== Exercise directions ==
Every line containing the word "caption" needs to be found and copied.

== Input rows ==
::::::::::

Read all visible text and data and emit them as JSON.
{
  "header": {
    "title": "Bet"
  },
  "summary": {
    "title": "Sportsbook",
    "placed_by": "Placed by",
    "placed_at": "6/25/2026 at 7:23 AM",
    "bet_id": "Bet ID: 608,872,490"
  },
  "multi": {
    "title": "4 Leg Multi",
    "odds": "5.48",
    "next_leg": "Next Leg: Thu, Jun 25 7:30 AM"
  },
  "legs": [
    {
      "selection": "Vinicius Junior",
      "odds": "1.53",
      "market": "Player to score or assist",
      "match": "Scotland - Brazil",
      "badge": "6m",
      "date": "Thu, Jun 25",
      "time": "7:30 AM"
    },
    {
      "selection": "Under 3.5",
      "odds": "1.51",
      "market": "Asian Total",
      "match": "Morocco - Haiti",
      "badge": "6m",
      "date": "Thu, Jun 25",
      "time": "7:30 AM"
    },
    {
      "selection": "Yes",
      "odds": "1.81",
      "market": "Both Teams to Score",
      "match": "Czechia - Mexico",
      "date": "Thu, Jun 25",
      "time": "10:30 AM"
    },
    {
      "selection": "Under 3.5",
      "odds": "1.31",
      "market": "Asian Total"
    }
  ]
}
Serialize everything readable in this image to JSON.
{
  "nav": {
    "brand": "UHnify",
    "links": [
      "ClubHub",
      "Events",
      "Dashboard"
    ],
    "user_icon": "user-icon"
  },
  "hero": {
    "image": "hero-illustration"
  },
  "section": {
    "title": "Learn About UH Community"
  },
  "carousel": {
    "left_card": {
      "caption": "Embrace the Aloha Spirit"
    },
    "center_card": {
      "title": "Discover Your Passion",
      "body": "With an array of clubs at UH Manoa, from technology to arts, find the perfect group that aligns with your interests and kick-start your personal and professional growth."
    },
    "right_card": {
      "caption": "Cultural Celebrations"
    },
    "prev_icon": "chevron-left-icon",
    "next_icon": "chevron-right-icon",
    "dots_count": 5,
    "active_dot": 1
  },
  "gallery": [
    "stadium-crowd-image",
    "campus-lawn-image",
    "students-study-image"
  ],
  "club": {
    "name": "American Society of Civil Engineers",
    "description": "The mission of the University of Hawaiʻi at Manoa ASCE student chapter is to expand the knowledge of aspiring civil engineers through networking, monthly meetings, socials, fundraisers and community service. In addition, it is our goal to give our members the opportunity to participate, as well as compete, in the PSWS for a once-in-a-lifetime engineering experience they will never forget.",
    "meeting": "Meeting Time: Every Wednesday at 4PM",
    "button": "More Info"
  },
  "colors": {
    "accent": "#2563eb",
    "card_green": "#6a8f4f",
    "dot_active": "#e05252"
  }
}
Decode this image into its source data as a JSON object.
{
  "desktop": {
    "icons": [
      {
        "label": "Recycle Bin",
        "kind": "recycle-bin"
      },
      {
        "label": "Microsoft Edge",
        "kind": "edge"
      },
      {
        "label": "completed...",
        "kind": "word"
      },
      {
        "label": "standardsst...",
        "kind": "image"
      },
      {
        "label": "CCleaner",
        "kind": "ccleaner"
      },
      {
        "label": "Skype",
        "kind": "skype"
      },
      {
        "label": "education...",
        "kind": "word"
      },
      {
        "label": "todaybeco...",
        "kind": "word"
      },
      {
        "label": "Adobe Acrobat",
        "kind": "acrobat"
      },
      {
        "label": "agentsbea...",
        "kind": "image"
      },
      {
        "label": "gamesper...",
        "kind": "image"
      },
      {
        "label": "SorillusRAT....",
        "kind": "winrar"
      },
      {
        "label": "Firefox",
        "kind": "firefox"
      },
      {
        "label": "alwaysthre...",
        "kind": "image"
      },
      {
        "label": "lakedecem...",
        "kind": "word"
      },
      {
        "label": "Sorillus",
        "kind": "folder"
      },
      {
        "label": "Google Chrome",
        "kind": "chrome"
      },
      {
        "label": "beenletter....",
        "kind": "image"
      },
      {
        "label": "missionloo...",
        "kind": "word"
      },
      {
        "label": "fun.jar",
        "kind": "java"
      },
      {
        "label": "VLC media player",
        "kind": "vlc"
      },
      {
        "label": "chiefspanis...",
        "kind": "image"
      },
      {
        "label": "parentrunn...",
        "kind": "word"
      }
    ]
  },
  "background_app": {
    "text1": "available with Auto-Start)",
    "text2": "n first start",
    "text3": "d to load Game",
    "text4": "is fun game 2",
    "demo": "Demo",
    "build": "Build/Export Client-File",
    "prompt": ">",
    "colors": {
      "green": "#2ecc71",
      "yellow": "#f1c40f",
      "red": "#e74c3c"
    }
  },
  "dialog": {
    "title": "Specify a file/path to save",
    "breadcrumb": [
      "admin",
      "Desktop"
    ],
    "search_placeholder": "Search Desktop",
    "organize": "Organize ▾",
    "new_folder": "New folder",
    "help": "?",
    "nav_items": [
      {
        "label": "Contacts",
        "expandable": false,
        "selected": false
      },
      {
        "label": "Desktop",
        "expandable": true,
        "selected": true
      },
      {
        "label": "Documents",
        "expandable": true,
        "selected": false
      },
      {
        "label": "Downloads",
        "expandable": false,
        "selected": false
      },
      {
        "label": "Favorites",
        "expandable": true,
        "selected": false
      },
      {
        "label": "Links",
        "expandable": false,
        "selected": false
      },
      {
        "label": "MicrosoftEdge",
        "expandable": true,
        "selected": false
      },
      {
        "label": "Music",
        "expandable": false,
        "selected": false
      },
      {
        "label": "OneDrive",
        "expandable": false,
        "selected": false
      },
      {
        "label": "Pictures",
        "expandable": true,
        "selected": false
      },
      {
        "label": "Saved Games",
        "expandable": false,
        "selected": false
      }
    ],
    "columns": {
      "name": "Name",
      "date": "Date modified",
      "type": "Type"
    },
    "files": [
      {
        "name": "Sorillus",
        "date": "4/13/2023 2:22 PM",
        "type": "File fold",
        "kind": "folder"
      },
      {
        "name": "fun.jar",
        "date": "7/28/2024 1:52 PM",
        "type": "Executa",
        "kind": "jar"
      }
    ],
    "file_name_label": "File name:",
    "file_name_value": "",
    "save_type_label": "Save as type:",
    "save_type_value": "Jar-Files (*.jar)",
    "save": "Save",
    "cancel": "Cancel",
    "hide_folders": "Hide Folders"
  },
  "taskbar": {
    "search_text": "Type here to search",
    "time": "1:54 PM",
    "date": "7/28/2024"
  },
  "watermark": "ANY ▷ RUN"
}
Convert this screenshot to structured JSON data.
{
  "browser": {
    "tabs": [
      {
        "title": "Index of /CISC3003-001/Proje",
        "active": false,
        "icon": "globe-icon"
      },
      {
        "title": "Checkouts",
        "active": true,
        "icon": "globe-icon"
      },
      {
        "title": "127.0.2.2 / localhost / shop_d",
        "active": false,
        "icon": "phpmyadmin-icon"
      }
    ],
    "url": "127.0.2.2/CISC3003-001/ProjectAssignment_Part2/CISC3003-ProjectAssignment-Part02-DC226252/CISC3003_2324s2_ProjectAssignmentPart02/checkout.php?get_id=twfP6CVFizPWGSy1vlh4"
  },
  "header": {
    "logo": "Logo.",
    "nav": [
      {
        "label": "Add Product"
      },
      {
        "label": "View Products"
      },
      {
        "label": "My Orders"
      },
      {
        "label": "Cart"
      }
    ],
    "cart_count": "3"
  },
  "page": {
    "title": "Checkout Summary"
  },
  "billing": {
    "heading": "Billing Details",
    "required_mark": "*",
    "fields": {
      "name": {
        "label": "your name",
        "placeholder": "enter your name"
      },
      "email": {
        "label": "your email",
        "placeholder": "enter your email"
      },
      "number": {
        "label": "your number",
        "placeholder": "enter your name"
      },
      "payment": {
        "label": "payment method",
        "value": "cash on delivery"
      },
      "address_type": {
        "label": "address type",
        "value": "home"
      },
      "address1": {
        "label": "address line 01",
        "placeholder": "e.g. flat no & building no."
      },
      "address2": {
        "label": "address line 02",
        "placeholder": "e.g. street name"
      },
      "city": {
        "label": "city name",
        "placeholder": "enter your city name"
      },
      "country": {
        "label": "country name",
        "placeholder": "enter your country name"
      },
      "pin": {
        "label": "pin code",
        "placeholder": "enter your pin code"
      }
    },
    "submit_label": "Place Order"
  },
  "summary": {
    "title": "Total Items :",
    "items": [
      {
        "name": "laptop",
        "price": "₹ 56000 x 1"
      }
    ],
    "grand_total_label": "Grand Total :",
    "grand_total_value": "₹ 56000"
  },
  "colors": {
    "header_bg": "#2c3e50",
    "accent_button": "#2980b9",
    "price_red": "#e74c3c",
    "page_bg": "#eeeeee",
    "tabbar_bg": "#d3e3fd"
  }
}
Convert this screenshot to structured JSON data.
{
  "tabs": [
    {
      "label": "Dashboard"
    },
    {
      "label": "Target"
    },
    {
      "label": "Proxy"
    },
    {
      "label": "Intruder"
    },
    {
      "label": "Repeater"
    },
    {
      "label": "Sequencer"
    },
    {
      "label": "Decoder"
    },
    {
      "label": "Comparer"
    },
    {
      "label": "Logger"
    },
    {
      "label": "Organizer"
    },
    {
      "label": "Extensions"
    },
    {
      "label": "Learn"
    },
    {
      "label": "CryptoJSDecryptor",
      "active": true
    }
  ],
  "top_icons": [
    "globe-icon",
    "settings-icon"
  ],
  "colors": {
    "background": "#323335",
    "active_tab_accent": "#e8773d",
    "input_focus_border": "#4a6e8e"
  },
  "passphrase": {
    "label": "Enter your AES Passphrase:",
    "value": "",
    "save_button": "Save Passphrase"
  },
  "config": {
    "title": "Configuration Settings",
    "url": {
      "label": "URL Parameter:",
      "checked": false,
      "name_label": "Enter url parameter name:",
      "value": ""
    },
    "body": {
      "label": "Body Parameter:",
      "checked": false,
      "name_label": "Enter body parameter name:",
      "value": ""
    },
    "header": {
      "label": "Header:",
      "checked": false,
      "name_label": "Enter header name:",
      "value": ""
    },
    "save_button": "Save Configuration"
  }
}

::::::::::

== Worked solution ==
      "caption": "Embrace the Aloha Spirit"
      "caption": "Cultural Celebrations"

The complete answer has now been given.